**Your objective:** Lines containing the string "filled" are to be collected in full.

[Figure contents as structured data]
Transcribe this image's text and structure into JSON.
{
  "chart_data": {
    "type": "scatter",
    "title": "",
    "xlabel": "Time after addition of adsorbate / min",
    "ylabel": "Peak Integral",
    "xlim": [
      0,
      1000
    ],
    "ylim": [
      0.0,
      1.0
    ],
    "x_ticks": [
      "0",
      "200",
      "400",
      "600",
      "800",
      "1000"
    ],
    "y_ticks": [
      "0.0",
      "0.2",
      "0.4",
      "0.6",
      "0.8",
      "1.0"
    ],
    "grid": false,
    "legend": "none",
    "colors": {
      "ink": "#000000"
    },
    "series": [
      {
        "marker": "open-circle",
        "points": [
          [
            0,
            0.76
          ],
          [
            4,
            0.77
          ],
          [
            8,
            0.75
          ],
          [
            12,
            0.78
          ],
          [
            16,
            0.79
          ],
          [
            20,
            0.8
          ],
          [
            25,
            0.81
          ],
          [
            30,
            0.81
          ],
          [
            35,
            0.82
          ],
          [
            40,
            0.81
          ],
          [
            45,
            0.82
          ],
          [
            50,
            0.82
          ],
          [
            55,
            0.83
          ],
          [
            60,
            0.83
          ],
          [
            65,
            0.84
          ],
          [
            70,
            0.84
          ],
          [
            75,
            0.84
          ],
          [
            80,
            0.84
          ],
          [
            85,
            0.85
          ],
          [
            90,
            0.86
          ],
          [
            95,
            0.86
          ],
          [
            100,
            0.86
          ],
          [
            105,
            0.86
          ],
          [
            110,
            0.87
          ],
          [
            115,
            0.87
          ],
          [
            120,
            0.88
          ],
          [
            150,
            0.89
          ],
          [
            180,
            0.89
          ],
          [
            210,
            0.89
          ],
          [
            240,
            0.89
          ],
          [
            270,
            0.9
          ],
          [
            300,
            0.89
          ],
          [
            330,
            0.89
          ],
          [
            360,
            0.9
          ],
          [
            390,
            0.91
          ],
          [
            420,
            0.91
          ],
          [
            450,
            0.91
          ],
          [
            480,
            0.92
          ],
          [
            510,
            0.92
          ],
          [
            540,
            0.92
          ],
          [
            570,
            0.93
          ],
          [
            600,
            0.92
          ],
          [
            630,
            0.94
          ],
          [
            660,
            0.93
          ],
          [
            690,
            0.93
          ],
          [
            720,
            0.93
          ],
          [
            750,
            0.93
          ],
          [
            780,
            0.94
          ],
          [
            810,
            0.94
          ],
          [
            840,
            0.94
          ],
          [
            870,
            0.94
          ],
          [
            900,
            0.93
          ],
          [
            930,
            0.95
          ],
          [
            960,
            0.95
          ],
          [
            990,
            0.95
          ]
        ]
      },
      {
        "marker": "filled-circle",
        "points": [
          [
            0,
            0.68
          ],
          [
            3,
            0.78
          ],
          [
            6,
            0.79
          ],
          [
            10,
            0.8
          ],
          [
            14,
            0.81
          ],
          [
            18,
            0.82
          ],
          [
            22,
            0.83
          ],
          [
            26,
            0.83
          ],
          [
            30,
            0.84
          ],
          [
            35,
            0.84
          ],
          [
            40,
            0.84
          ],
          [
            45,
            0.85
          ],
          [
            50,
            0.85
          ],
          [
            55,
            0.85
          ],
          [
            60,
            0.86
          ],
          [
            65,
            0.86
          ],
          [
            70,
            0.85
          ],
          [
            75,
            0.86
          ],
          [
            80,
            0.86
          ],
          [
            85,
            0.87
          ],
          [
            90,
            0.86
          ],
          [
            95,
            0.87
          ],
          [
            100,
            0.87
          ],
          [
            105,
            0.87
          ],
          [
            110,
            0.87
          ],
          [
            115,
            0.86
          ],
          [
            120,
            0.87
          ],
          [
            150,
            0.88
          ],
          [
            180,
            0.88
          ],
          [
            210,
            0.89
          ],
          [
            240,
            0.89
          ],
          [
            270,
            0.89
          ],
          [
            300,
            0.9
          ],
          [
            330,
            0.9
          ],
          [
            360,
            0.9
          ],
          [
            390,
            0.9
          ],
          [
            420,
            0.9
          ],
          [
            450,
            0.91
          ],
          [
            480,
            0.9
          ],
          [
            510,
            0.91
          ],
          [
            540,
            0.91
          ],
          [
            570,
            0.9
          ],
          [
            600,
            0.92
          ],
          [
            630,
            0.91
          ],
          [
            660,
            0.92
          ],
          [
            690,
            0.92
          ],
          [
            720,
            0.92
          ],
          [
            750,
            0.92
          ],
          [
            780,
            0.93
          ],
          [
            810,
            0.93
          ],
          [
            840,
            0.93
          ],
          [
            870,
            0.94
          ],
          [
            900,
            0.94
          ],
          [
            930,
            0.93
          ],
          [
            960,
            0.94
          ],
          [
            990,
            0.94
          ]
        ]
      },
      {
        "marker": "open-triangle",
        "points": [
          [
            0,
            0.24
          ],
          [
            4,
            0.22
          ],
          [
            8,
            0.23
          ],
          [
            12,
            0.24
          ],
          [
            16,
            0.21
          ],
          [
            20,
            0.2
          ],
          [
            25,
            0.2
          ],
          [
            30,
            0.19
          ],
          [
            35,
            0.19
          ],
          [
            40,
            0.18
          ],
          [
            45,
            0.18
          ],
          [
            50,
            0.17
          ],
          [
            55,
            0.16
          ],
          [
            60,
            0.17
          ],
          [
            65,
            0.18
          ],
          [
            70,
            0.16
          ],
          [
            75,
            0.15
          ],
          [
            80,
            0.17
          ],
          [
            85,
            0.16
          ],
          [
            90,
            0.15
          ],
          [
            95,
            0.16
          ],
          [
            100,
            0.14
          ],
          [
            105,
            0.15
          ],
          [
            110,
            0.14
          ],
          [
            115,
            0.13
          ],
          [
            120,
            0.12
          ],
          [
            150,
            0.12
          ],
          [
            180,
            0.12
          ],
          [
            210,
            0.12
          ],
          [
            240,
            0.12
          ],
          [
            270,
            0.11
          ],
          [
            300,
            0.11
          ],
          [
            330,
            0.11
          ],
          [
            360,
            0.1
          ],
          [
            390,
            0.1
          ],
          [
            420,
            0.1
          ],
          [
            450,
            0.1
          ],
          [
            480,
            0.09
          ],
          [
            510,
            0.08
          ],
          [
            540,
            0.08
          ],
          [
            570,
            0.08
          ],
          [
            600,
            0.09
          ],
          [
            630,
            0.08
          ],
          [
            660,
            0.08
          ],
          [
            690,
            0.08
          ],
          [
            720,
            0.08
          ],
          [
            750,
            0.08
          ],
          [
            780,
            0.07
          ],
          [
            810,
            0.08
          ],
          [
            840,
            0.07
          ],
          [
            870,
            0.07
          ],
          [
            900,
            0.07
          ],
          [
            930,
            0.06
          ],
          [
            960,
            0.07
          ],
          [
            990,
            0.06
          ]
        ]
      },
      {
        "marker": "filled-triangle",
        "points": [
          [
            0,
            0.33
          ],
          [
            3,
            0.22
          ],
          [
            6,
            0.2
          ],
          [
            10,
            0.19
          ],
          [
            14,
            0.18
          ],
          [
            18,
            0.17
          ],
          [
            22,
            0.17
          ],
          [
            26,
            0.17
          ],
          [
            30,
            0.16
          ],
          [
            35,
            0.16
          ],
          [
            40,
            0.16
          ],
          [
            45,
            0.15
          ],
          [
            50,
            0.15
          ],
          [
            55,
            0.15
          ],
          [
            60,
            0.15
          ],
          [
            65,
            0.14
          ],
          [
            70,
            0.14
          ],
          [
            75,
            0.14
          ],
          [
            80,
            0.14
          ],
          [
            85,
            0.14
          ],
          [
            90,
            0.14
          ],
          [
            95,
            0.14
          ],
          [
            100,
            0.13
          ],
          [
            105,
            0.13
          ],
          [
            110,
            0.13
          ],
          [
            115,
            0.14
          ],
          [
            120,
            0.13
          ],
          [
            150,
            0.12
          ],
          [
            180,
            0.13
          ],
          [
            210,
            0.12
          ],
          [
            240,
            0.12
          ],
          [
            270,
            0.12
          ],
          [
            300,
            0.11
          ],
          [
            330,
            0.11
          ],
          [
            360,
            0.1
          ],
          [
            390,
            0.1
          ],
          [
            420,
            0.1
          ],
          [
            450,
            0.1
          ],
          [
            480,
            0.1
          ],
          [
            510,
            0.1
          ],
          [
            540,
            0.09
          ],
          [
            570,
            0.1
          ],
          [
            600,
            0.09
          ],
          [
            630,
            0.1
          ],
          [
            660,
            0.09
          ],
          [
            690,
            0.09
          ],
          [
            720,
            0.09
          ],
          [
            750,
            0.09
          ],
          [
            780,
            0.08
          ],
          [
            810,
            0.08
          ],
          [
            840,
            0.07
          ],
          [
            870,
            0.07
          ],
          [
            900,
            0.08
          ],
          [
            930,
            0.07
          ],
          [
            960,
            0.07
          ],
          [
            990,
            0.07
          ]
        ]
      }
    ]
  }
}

**Task response:**
        "marker": "filled-circle",
        "marker": "filled-triangle",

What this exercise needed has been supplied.